Extract all of the entries and set them down verbatim.

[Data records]
────────

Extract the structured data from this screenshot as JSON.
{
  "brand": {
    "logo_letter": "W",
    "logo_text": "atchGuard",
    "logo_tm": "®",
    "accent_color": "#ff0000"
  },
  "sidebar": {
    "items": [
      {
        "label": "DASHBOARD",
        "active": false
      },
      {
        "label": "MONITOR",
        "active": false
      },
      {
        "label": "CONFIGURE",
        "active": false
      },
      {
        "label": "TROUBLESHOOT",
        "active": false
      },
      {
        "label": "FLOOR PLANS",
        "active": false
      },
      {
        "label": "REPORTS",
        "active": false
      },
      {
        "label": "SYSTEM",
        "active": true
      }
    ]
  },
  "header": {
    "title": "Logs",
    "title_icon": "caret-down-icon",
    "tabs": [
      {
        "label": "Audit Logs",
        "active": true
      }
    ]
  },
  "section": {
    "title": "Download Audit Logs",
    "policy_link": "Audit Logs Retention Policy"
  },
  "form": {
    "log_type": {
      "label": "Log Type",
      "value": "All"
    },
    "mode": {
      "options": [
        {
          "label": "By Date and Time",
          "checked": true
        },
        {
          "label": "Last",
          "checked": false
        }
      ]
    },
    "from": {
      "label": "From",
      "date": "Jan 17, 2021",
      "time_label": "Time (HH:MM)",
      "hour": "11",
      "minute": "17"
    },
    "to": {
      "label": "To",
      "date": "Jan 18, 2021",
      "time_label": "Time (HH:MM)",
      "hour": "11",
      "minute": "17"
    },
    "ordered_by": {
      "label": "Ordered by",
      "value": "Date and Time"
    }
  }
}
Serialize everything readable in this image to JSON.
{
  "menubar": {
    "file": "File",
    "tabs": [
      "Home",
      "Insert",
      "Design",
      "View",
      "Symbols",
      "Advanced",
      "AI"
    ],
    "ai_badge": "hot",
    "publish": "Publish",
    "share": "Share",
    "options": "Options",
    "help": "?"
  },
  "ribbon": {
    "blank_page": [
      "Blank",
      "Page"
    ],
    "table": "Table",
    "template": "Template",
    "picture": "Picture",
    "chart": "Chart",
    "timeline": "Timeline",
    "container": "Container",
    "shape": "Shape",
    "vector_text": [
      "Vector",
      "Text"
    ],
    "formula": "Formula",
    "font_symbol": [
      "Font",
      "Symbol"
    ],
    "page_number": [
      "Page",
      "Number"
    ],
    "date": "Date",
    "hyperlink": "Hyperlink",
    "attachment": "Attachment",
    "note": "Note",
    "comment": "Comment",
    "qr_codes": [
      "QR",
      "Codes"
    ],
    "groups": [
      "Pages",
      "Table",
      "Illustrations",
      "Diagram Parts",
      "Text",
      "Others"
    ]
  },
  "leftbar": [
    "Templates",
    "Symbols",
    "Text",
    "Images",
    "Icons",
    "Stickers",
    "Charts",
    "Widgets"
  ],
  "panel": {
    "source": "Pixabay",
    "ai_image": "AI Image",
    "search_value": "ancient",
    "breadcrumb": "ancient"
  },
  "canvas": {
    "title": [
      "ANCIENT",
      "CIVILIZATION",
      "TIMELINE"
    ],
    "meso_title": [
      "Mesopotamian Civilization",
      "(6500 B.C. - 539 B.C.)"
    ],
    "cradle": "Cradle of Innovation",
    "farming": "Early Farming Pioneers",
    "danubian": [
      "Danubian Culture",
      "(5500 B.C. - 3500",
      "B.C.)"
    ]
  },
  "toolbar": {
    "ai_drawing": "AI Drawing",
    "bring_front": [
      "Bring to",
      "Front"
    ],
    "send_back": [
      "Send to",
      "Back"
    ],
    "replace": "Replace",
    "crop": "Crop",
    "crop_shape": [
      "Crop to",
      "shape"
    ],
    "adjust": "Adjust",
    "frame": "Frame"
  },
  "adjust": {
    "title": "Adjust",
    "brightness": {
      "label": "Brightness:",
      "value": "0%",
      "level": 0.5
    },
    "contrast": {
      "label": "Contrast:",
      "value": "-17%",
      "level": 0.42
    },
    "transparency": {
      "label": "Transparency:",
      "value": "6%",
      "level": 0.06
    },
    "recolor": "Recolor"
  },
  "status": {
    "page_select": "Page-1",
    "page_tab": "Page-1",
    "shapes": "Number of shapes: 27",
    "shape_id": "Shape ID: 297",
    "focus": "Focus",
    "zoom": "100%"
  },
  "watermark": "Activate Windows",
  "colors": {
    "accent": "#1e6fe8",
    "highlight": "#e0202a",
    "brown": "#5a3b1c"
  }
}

────────

**Output of the exercise**:
Extract the structured data from this screenshot as JSON.
{
  "brand": {
    "logo_letter": "W",
    "logo_text": "atchGuard",
    "logo_tm": "®",
    "accent_color": "#ff0000"
  },
  "sidebar": {
    "items": [
      {
        "label": "DASHBOARD",
        "active": false
      },
      {
        "label": "MONITOR",
        "active": false
      },
      {
        "label": "CONFIGURE",
        "active": false
      },
      {
        "label": "TROUBLESHOOT",
        "active": false
      },
      {
        "label": "FLOOR PLANS",
        "active": false
      },
      {
        "label": "REPORTS",
        "active": false
      },
      {
        "label": "SYSTEM",
        "active": true
      }
    ]
  },
  "header": {
    "title": "Logs",
    "title_icon": "caret-down-icon",
    "tabs": [
      {
        "label": "Audit Logs",
        "active": true
      }
    ]
  },
  "section": {
    "title": "Download Audit Logs",
    "policy_link": "Audit Logs Retention Policy"
  },
  "form": {
    "log_type": {
      "label": "Log Type",
      "value": "All"
    },
    "mode": {
      "options": [
        {
          "label": "By Date and Time",
          "checked": true
        },
        {
          "label": "Last",
          "checked": false
        }
      ]
    },
    "from": {
      "label": "From",
      "date": "Jan 17, 2021",
      "time_label": "Time (HH:MM)",
      "hour": "11",
      "minute": "17"
    },
    "to": {
      "label": "To",
      "date": "Jan 18, 2021",
      "time_label": "Time (HH:MM)",
      "hour": "11",
      "minute": "17"
    },
    "ordered_by": {
      "label": "Ordered by",
      "value": "Date and Time"
    }
  }
}
Serialize everything readable in this image to JSON.
{
  "menubar": {
    "file": "File",
    "tabs": [
      "Home",
      "Insert",
      "Design",
      "View",
      "Symbols",
      "Advanced",
      "AI"
    ],
    "ai_badge": "hot",
    "publish": "Publish",
    "share": "Share",
    "options": "Options",
    "help": "?"
  },
  "ribbon": {
    "blank_page": [
      "Blank",
      "Page"
    ],
    "table": "Table",
    "template": "Template",
    "picture": "Picture",
    "chart": "Chart",
    "timeline": "Timeline",
    "container": "Container",
    "shape": "Shape",
    "vector_text": [
      "Vector",
      "Text"
    ],
    "formula": "Formula",
    "font_symbol": [
      "Font",
      "Symbol"
    ],
    "page_number": [
      "Page",
      "Number"
    ],
    "date": "Date",
    "hyperlink": "Hyperlink",
    "attachment": "Attachment",
    "note": "Note",
    "comment": "Comment",
    "qr_codes": [
      "QR",
      "Codes"
    ],
    "groups": [
      "Pages",
      "Table",
      "Illustrations",
      "Diagram Parts",
      "Text",
      "Others"
    ]
  },
  "leftbar": [
    "Templates",
    "Symbols",
    "Text",
    "Images",
    "Icons",
    "Stickers",
    "Charts",
    "Widgets"
  ],
  "panel": {
    "source": "Pixabay",
    "ai_image": "AI Image",
    "search_value": "ancient",
    "breadcrumb": "ancient"
  },
  "canvas": {
    "title": [
      "ANCIENT",
      "CIVILIZATION",
      "TIMELINE"
    ],
    "meso_title": [
      "Mesopotamian Civilization",
      "(6500 B.C. - 539 B.C.)"
    ],
    "cradle": "Cradle of Innovation",
    "farming": "Early Farming Pioneers",
    "danubian": [
      "Danubian Culture",
      "(5500 B.C. - 3500",
      "B.C.)"
    ]
  },
  "toolbar": {
    "ai_drawing": "AI Drawing",
    "bring_front": [
      "Bring to",
      "Front"
    ],
    "send_back": [
      "Send to",
      "Back"
    ],
    "replace": "Replace",
    "crop": "Crop",
    "crop_shape": [
      "Crop to",
      "shape"
    ],
    "adjust": "Adjust",
    "frame": "Frame"
  },
  "adjust": {
    "title": "Adjust",
    "brightness": {
      "label": "Brightness:",
      "value": "0%",
      "level": 0.5
    },
    "contrast": {
      "label": "Contrast:",
      "value": "-17%",
      "level": 0.42
    },
    "transparency": {
      "label": "Transparency:",
      "value": "6%",
      "level": 0.06
    },
    "recolor": "Recolor"
  },
  "status": {
    "page_select": "Page-1",
    "page_tab": "Page-1",
    "shapes": "Number of shapes: 27",
    "shape_id": "Shape ID: 297",
    "focus": "Focus",
    "zoom": "100%"
  },
  "watermark": "Activate Windows",
  "colors": {
    "accent": "#1e6fe8",
    "highlight": "#e0202a",
    "brown": "#5a3b1c"
  }
}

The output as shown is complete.